_WRITTEN REQUEST_:
Your task is to copy each line that has the word "一般形式为".

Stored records
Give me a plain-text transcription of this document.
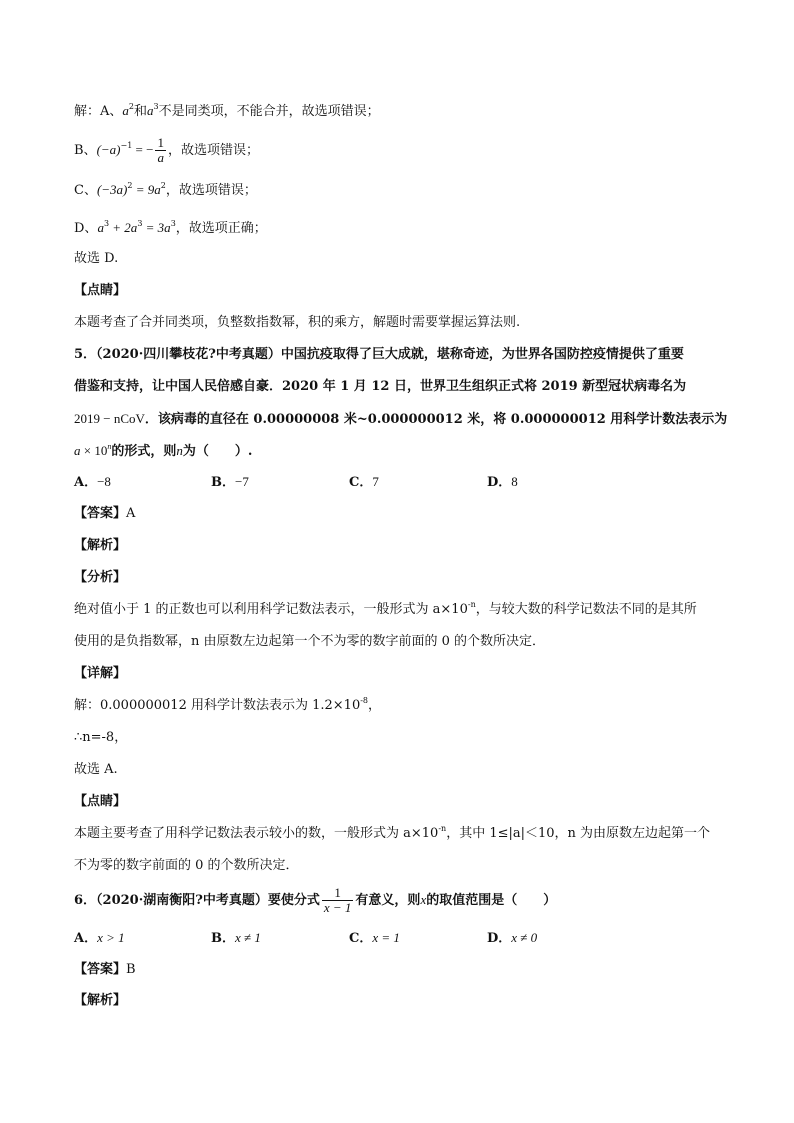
解：A、$a^2$和$a^3$不是同类项，不能合并，故选项错误；
B、$(-a)^{-1}$ = − $\frac{1}{a}$ ，故选项错误；
C、$(-3a)^2 = 9a^2$，故选项错误；
D、$a^3 + 2a^3 = 3a^3$，故选项正确；
故选 D.
【点睛】
本题考查了合并同类项，负整数指数幂，积的乘方，解题时需要掌握运算法则.
5．（2020·四川攀枝花?中考真题）中国抗疫取得了巨大成就，堪称奇迹，为世界各国防控疫情提供了重要
借鉴和支持，让中国人民倍感自豪．2020 年 1 月 12 日，世界卫生组织正式将 2019 新型冠状病毒名为
2019 − nCoV．该病毒的直径在 0.00000008 米~0.000000012 米，将 0.000000012 用科学计数法表示为
$a \times 10^n$的形式，则n为（　　）.
A．−8	B．−7	C．7	D．8
【答案】A
【解析】
【分析】
绝对值小于 1 的正数也可以利用科学记数法表示，一般形式为 $a\times 10^{-n}$，与较大数的科学记数法不同的是其所
使用的是负指数幂，n 由原数左边起第一个不为零的数字前面的 0 的个数所决定．
【详解】
解：0.000000012 用科学计数法表示为 $1.2\times 10^{-8}$，
∴n=-8，
故选 A.
【点睛】
本题主要考查了用科学记数法表示较小的数，一般形式为 $a\times 10^{-n}$，其中 1≤|a|＜10，n 为由原数左边起第一个
不为零的数字前面的 0 的个数所决定．
6．（2020·湖南衡阳?中考真题）要使分式 $\frac{1}{x - 1}$ 有意义，则x的取值范围是（　　）
A．x > 1	B．x ≠ 1	C．x = 1	D．x ≠ 0
【答案】B
【解析】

_EXERCISE ANSWER_:
绝对值小于 1 的正数也可以利用科学记数法表示，一般形式为 $a\times 10^{-n}$，与较大数的科学记数法不同的是其所
本题主要考查了用科学记数法表示较小的数，一般形式为 $a\times 10^{-n}$，其中 1≤|a|＜10，n 为由原数左边起第一个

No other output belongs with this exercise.